GIVEN TASK:
Only the number is wanted: how many lines of these entries contain the word "grid"?

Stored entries
════════════════
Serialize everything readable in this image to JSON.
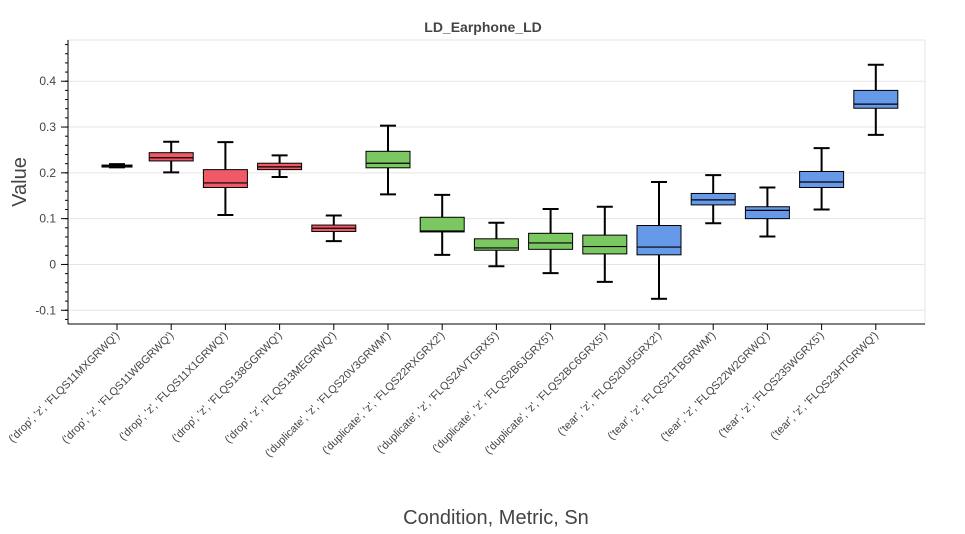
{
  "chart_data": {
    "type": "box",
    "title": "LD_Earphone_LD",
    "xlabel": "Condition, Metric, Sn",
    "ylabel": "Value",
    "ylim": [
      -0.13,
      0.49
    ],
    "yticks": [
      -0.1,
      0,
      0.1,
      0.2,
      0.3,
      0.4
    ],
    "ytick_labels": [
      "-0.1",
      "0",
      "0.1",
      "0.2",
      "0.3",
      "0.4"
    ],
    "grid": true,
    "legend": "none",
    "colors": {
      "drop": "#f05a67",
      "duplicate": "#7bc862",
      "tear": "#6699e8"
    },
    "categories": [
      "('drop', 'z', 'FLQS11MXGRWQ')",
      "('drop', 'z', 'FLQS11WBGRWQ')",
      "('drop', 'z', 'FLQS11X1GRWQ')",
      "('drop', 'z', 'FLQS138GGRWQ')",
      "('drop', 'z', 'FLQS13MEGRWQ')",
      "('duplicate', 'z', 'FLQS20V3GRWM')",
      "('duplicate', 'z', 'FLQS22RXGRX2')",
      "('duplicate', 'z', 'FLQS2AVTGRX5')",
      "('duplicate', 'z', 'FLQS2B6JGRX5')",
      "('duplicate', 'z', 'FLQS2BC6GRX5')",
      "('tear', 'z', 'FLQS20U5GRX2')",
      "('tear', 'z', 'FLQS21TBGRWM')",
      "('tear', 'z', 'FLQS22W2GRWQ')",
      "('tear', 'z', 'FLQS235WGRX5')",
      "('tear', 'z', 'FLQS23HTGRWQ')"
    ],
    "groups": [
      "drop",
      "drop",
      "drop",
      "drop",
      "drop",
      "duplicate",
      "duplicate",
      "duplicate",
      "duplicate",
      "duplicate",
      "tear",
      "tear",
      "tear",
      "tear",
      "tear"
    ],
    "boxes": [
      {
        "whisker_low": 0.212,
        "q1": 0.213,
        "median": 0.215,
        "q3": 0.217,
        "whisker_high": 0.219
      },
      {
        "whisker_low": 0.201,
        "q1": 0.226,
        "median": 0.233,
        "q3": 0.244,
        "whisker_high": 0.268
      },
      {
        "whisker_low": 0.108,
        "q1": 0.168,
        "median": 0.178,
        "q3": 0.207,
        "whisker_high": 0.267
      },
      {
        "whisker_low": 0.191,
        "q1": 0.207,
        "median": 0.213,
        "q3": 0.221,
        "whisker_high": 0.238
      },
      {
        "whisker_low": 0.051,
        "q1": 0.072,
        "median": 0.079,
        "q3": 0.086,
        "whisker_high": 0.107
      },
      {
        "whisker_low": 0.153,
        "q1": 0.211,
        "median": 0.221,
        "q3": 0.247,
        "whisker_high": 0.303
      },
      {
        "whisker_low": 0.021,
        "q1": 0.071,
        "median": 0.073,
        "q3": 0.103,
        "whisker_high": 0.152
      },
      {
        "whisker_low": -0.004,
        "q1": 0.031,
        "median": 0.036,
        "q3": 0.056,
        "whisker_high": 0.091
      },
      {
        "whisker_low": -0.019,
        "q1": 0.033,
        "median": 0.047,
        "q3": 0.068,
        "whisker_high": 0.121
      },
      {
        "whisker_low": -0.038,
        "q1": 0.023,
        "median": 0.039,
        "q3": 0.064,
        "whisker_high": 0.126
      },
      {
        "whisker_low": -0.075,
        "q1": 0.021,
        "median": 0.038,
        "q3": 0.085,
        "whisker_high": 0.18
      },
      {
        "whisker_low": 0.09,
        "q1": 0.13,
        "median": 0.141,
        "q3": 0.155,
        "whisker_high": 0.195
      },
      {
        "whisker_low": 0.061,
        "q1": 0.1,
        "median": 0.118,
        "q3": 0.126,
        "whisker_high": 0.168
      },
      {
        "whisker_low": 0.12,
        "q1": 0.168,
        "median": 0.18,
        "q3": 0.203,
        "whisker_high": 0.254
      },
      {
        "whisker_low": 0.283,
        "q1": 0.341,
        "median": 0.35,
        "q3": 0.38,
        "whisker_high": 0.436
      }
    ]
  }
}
════════════════
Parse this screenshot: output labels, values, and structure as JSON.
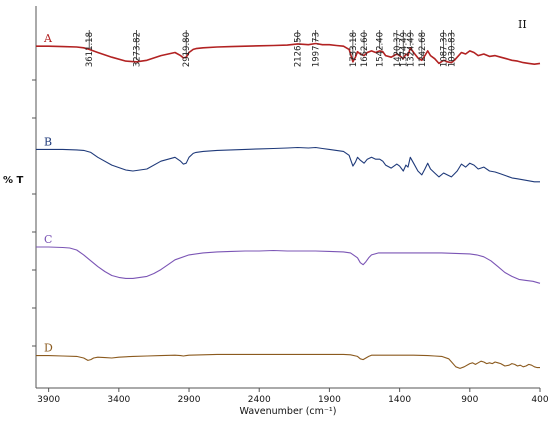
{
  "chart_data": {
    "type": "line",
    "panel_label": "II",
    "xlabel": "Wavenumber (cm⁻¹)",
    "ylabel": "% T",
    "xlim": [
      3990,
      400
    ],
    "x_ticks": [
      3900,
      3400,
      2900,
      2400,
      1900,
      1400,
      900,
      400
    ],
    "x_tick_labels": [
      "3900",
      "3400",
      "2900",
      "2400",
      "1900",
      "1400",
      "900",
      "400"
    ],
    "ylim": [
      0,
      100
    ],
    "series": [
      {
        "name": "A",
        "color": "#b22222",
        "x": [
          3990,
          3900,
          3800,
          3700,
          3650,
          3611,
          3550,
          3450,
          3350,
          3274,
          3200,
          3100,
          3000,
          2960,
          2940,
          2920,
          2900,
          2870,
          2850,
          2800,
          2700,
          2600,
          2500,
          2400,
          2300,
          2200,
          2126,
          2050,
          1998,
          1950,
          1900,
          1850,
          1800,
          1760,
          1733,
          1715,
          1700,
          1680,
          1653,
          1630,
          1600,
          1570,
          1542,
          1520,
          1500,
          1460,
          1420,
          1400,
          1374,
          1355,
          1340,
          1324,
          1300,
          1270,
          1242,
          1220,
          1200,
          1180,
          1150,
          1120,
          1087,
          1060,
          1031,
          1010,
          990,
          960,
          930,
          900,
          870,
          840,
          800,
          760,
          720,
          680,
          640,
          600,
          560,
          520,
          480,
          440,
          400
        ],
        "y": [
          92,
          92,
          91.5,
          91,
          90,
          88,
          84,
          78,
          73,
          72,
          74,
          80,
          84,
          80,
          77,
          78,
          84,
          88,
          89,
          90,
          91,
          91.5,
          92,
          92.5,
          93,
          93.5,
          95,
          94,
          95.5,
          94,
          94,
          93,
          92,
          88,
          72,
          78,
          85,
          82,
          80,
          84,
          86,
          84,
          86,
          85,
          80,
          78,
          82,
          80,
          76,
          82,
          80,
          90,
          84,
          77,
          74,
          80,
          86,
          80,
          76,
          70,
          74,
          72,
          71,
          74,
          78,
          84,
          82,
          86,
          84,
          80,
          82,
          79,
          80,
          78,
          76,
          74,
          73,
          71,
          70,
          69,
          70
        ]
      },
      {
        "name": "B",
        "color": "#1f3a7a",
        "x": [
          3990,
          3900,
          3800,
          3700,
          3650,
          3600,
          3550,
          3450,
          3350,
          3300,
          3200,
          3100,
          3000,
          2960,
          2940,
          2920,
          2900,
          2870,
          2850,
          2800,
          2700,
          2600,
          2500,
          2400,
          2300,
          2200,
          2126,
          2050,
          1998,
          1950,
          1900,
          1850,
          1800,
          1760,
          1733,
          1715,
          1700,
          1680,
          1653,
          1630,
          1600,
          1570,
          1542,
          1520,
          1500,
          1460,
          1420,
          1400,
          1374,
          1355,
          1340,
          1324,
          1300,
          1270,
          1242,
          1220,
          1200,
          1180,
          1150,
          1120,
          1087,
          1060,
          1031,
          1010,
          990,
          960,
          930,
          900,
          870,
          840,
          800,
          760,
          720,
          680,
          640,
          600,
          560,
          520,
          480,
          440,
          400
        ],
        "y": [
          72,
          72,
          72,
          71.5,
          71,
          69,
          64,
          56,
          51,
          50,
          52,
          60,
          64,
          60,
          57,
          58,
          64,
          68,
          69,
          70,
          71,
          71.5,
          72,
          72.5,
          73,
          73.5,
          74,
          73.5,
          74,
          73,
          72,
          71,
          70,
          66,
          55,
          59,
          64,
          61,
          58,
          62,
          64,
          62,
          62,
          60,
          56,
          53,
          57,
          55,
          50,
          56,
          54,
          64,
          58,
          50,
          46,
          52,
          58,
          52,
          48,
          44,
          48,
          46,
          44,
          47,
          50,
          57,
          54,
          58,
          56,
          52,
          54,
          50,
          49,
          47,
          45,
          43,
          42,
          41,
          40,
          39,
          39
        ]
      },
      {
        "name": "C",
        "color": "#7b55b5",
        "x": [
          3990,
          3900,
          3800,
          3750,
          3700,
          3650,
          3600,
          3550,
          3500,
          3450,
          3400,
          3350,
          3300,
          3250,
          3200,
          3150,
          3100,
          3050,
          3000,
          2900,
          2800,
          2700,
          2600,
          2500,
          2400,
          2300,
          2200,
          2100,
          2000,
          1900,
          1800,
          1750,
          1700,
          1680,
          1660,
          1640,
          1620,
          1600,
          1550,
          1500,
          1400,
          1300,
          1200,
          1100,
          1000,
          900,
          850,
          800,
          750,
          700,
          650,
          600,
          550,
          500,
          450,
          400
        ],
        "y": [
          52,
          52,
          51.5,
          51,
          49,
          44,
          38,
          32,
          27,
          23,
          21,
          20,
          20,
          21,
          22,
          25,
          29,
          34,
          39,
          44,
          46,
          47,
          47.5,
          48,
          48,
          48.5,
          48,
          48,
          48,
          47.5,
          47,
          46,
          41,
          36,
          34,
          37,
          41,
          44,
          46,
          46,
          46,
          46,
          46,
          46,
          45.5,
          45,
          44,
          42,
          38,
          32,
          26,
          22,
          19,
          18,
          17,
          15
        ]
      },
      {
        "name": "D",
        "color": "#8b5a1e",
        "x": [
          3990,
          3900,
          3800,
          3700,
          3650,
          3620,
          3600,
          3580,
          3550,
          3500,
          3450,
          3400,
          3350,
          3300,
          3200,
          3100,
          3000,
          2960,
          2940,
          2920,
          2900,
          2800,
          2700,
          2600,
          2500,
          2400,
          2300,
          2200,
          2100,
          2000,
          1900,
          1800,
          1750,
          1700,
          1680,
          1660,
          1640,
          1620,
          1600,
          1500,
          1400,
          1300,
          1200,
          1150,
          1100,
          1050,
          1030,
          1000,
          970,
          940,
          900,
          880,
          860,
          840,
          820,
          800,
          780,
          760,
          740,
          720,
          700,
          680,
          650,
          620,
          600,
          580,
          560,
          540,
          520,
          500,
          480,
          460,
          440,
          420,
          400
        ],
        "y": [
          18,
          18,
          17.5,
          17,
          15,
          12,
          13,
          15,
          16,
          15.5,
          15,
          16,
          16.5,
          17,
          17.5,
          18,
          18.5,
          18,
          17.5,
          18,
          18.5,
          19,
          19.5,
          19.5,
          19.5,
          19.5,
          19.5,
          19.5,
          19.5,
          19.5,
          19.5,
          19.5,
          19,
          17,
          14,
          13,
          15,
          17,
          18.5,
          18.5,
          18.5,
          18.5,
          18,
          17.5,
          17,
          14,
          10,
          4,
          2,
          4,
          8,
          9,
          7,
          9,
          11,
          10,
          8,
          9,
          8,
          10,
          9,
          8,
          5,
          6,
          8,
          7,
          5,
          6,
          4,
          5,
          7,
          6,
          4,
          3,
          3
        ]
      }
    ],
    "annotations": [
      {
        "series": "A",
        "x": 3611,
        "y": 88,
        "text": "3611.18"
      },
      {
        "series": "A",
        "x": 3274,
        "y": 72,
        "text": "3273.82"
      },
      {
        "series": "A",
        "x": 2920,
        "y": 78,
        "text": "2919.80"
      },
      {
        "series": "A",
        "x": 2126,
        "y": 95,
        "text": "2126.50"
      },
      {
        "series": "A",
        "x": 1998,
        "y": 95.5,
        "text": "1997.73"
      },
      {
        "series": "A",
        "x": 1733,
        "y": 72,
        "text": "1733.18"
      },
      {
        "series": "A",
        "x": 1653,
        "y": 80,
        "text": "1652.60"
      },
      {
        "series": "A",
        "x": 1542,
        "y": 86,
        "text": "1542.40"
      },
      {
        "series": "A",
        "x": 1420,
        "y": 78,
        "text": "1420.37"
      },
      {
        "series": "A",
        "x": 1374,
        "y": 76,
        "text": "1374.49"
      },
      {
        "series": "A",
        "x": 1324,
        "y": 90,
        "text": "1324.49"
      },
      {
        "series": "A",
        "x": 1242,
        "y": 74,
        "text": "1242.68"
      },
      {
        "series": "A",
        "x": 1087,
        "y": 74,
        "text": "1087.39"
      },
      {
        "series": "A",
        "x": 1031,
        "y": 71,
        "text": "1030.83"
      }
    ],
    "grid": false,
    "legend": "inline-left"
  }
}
════════════════
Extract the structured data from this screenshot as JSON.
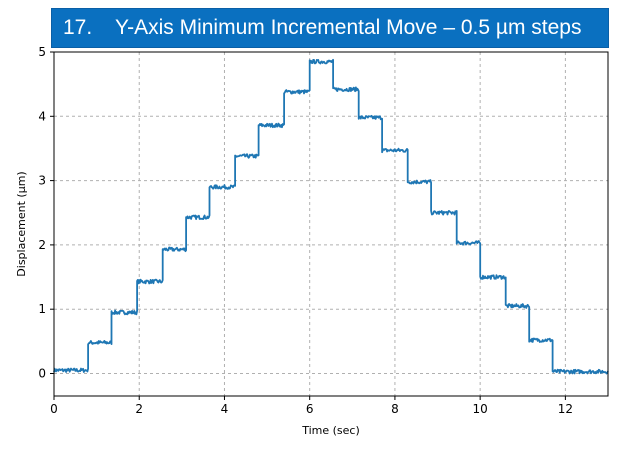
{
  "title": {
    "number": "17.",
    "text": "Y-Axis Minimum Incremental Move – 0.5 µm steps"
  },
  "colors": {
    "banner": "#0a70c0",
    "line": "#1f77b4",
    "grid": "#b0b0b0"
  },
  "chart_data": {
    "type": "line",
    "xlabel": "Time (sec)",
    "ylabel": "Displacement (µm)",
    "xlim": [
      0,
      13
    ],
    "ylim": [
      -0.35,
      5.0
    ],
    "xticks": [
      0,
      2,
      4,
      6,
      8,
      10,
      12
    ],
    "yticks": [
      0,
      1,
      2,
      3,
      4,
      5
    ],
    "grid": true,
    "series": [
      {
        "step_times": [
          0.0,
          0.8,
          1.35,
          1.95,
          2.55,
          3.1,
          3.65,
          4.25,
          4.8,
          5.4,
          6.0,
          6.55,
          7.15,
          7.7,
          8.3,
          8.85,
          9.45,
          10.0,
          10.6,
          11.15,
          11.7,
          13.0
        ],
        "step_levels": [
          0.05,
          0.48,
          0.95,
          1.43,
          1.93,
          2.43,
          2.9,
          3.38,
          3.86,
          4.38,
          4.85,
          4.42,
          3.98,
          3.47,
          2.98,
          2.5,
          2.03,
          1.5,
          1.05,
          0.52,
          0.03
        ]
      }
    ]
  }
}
════════════════
THE COMPLETED TASK:
4